What you need to do = Will you give every entry again exactly as it stands?
· · · ·
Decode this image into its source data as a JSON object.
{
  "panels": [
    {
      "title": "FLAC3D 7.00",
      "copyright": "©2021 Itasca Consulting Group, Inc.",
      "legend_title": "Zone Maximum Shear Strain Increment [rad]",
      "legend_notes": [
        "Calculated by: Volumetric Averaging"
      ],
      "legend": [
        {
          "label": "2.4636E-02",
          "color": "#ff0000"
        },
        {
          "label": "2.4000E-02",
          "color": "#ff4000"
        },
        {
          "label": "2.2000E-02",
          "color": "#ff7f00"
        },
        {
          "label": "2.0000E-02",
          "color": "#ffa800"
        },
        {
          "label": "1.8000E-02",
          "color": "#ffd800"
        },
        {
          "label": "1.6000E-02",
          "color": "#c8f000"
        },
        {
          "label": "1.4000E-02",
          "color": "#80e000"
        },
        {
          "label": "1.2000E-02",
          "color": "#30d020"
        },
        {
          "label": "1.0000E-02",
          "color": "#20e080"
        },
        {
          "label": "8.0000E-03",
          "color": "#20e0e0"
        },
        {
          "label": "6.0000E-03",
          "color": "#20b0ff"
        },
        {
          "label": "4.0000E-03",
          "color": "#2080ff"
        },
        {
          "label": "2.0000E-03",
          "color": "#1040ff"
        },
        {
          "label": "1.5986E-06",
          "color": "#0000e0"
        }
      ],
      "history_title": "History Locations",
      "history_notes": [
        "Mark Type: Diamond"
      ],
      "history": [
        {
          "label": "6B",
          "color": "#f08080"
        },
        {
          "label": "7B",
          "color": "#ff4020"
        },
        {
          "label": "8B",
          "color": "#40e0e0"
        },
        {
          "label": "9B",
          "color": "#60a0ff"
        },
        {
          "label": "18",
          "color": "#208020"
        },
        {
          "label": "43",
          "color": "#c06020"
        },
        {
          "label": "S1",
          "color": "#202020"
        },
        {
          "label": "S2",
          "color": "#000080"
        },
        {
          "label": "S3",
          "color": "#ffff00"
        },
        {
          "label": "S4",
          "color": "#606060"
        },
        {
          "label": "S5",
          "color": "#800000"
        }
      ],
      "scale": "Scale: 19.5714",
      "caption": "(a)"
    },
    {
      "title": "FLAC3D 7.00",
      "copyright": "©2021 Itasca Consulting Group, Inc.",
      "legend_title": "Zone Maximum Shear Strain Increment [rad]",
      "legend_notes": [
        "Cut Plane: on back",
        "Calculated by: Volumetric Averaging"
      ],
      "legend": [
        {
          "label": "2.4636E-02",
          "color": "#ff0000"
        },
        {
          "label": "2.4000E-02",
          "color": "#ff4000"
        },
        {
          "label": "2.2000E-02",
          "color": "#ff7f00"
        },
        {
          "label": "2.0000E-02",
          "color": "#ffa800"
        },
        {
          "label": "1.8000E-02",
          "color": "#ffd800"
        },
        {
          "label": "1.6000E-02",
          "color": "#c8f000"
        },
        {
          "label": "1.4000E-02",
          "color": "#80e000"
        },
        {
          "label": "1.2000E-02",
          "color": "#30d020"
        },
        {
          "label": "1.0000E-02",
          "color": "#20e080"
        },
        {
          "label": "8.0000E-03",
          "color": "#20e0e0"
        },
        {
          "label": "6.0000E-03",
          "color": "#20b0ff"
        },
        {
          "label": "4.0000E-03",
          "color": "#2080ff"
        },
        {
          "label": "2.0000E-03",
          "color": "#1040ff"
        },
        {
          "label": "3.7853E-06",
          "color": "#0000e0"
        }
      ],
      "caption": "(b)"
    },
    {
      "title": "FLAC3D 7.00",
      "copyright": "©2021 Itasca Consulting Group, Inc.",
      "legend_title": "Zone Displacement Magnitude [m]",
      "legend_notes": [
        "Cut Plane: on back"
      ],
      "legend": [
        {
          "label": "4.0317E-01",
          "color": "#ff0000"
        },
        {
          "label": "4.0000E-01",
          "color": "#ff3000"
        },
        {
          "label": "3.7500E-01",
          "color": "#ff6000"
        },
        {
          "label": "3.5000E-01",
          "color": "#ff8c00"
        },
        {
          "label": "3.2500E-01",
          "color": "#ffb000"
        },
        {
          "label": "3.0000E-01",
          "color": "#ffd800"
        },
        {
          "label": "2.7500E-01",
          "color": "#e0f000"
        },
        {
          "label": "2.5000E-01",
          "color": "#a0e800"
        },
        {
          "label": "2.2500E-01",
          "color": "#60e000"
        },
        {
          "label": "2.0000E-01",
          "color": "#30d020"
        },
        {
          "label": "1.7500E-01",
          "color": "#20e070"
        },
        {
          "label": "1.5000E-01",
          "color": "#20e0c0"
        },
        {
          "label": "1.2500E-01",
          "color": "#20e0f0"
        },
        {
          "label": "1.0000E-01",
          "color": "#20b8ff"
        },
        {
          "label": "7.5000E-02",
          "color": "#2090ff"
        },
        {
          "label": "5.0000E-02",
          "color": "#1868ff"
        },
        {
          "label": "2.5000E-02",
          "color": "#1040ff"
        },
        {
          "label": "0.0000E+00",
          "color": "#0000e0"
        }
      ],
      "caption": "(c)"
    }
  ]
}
· · · ·
Task result =
Decode this image into its source data as a JSON object.
{
  "panels": [
    {
      "title": "FLAC3D 7.00",
      "copyright": "©2021 Itasca Consulting Group, Inc.",
      "legend_title": "Zone Maximum Shear Strain Increment [rad]",
      "legend_notes": [
        "Calculated by: Volumetric Averaging"
      ],
      "legend": [
        {
          "label": "2.4636E-02",
          "color": "#ff0000"
        },
        {
          "label": "2.4000E-02",
          "color": "#ff4000"
        },
        {
          "label": "2.2000E-02",
          "color": "#ff7f00"
        },
        {
          "label": "2.0000E-02",
          "color": "#ffa800"
        },
        {
          "label": "1.8000E-02",
          "color": "#ffd800"
        },
        {
          "label": "1.6000E-02",
          "color": "#c8f000"
        },
        {
          "label": "1.4000E-02",
          "color": "#80e000"
        },
        {
          "label": "1.2000E-02",
          "color": "#30d020"
        },
        {
          "label": "1.0000E-02",
          "color": "#20e080"
        },
        {
          "label": "8.0000E-03",
          "color": "#20e0e0"
        },
        {
          "label": "6.0000E-03",
          "color": "#20b0ff"
        },
        {
          "label": "4.0000E-03",
          "color": "#2080ff"
        },
        {
          "label": "2.0000E-03",
          "color": "#1040ff"
        },
        {
          "label": "1.5986E-06",
          "color": "#0000e0"
        }
      ],
      "history_title": "History Locations",
      "history_notes": [
        "Mark Type: Diamond"
      ],
      "history": [
        {
          "label": "6B",
          "color": "#f08080"
        },
        {
          "label": "7B",
          "color": "#ff4020"
        },
        {
          "label": "8B",
          "color": "#40e0e0"
        },
        {
          "label": "9B",
          "color": "#60a0ff"
        },
        {
          "label": "18",
          "color": "#208020"
        },
        {
          "label": "43",
          "color": "#c06020"
        },
        {
          "label": "S1",
          "color": "#202020"
        },
        {
          "label": "S2",
          "color": "#000080"
        },
        {
          "label": "S3",
          "color": "#ffff00"
        },
        {
          "label": "S4",
          "color": "#606060"
        },
        {
          "label": "S5",
          "color": "#800000"
        }
      ],
      "scale": "Scale: 19.5714",
      "caption": "(a)"
    },
    {
      "title": "FLAC3D 7.00",
      "copyright": "©2021 Itasca Consulting Group, Inc.",
      "legend_title": "Zone Maximum Shear Strain Increment [rad]",
      "legend_notes": [
        "Cut Plane: on back",
        "Calculated by: Volumetric Averaging"
      ],
      "legend": [
        {
          "label": "2.4636E-02",
          "color": "#ff0000"
        },
        {
          "label": "2.4000E-02",
          "color": "#ff4000"
        },
        {
          "label": "2.2000E-02",
          "color": "#ff7f00"
        },
        {
          "label": "2.0000E-02",
          "color": "#ffa800"
        },
        {
          "label": "1.8000E-02",
          "color": "#ffd800"
        },
        {
          "label": "1.6000E-02",
          "color": "#c8f000"
        },
        {
          "label": "1.4000E-02",
          "color": "#80e000"
        },
        {
          "label": "1.2000E-02",
          "color": "#30d020"
        },
        {
          "label": "1.0000E-02",
          "color": "#20e080"
        },
        {
          "label": "8.0000E-03",
          "color": "#20e0e0"
        },
        {
          "label": "6.0000E-03",
          "color": "#20b0ff"
        },
        {
          "label": "4.0000E-03",
          "color": "#2080ff"
        },
        {
          "label": "2.0000E-03",
          "color": "#1040ff"
        },
        {
          "label": "3.7853E-06",
          "color": "#0000e0"
        }
      ],
      "caption": "(b)"
    },
    {
      "title": "FLAC3D 7.00",
      "copyright": "©2021 Itasca Consulting Group, Inc.",
      "legend_title": "Zone Displacement Magnitude [m]",
      "legend_notes": [
        "Cut Plane: on back"
      ],
      "legend": [
        {
          "label": "4.0317E-01",
          "color": "#ff0000"
        },
        {
          "label": "4.0000E-01",
          "color": "#ff3000"
        },
        {
          "label": "3.7500E-01",
          "color": "#ff6000"
        },
        {
          "label": "3.5000E-01",
          "color": "#ff8c00"
        },
        {
          "label": "3.2500E-01",
          "color": "#ffb000"
        },
        {
          "label": "3.0000E-01",
          "color": "#ffd800"
        },
        {
          "label": "2.7500E-01",
          "color": "#e0f000"
        },
        {
          "label": "2.5000E-01",
          "color": "#a0e800"
        },
        {
          "label": "2.2500E-01",
          "color": "#60e000"
        },
        {
          "label": "2.0000E-01",
          "color": "#30d020"
        },
        {
          "label": "1.7500E-01",
          "color": "#20e070"
        },
        {
          "label": "1.5000E-01",
          "color": "#20e0c0"
        },
        {
          "label": "1.2500E-01",
          "color": "#20e0f0"
        },
        {
          "label": "1.0000E-01",
          "color": "#20b8ff"
        },
        {
          "label": "7.5000E-02",
          "color": "#2090ff"
        },
        {
          "label": "5.0000E-02",
          "color": "#1868ff"
        },
        {
          "label": "2.5000E-02",
          "color": "#1040ff"
        },
        {
          "label": "0.0000E+00",
          "color": "#0000e0"
        }
      ],
      "caption": "(c)"
    }
  ]
}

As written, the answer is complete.